• **REQUIREMENTS**
Print the records below exactly as they appear.

★ ★ ★ ★ ★ ★ ★

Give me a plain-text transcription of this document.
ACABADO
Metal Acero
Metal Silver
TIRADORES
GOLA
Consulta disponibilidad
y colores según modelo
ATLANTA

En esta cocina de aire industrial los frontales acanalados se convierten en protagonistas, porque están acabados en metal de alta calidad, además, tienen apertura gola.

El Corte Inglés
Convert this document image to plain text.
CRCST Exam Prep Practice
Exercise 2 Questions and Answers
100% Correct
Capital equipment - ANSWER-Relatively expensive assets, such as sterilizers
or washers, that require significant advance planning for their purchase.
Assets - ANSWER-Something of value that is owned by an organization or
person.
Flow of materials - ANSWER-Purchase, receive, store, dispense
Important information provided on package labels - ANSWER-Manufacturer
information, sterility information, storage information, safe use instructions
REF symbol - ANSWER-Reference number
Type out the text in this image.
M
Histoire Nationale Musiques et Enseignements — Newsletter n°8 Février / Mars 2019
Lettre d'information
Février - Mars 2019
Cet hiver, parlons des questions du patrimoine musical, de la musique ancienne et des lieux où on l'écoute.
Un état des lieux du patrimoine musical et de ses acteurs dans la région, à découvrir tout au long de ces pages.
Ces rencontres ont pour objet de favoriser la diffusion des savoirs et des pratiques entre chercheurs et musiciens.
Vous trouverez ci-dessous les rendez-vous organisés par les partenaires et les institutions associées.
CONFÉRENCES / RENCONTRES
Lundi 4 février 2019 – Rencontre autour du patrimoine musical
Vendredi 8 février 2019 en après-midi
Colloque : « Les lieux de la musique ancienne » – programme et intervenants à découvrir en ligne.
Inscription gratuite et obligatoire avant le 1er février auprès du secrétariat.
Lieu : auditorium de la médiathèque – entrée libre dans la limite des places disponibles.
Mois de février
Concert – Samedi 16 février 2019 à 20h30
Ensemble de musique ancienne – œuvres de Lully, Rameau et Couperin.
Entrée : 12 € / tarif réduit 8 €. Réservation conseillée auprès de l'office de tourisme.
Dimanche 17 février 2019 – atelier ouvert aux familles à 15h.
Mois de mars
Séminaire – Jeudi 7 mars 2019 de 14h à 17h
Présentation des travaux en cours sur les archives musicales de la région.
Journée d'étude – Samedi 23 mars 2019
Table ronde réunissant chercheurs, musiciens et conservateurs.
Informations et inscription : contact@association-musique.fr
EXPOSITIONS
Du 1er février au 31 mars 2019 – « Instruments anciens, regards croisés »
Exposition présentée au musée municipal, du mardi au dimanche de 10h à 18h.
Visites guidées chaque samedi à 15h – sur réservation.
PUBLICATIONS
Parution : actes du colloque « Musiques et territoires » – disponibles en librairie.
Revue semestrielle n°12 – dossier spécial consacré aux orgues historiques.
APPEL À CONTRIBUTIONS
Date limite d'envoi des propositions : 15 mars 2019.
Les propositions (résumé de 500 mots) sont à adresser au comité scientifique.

★ ★ ★ ★ ★ ★ ★

• **FULL ANSWER**
Give me a plain-text transcription of this document.
ACABADO
Metal Acero
Metal Silver
TIRADORES
GOLA
Consulta disponibilidad
y colores según modelo
ATLANTA

En esta cocina de aire industrial los frontales acanalados se convierten en protagonistas, porque están acabados en metal de alta calidad, además, tienen apertura gola.

El Corte Inglés
Convert this document image to plain text.
CRCST Exam Prep Practice
Exercise 2 Questions and Answers
100% Correct
Capital equipment - ANSWER-Relatively expensive assets, such as sterilizers
or washers, that require significant advance planning for their purchase.
Assets - ANSWER-Something of value that is owned by an organization or
person.
Flow of materials - ANSWER-Purchase, receive, store, dispense
Important information provided on package labels - ANSWER-Manufacturer
information, sterility information, storage information, safe use instructions
REF symbol - ANSWER-Reference number
Type out the text in this image.
M
Histoire Nationale Musiques et Enseignements — Newsletter n°8 Février / Mars 2019
Lettre d'information
Février - Mars 2019
Cet hiver, parlons des questions du patrimoine musical, de la musique ancienne et des lieux où on l'écoute.
Un état des lieux du patrimoine musical et de ses acteurs dans la région, à découvrir tout au long de ces pages.
Ces rencontres ont pour objet de favoriser la diffusion des savoirs et des pratiques entre chercheurs et musiciens.
Vous trouverez ci-dessous les rendez-vous organisés par les partenaires et les institutions associées.
CONFÉRENCES / RENCONTRES
Lundi 4 février 2019 – Rencontre autour du patrimoine musical
Vendredi 8 février 2019 en après-midi
Colloque : « Les lieux de la musique ancienne » – programme et intervenants à découvrir en ligne.
Inscription gratuite et obligatoire avant le 1er février auprès du secrétariat.
Lieu : auditorium de la médiathèque – entrée libre dans la limite des places disponibles.
Mois de février
Concert – Samedi 16 février 2019 à 20h30
Ensemble de musique ancienne – œuvres de Lully, Rameau et Couperin.
Entrée : 12 € / tarif réduit 8 €. Réservation conseillée auprès de l'office de tourisme.
Dimanche 17 février 2019 – atelier ouvert aux familles à 15h.
Mois de mars
Séminaire – Jeudi 7 mars 2019 de 14h à 17h
Présentation des travaux en cours sur les archives musicales de la région.
Journée d'étude – Samedi 23 mars 2019
Table ronde réunissant chercheurs, musiciens et conservateurs.
Informations et inscription : contact@association-musique.fr
EXPOSITIONS
Du 1er février au 31 mars 2019 – « Instruments anciens, regards croisés »
Exposition présentée au musée municipal, du mardi au dimanche de 10h à 18h.
Visites guidées chaque samedi à 15h – sur réservation.
PUBLICATIONS
Parution : actes du colloque « Musiques et territoires » – disponibles en librairie.
Revue semestrielle n°12 – dossier spécial consacré aux orgues historiques.
APPEL À CONTRIBUTIONS
Date limite d'envoi des propositions : 15 mars 2019.
Les propositions (résumé de 500 mots) sont à adresser au comité scientifique.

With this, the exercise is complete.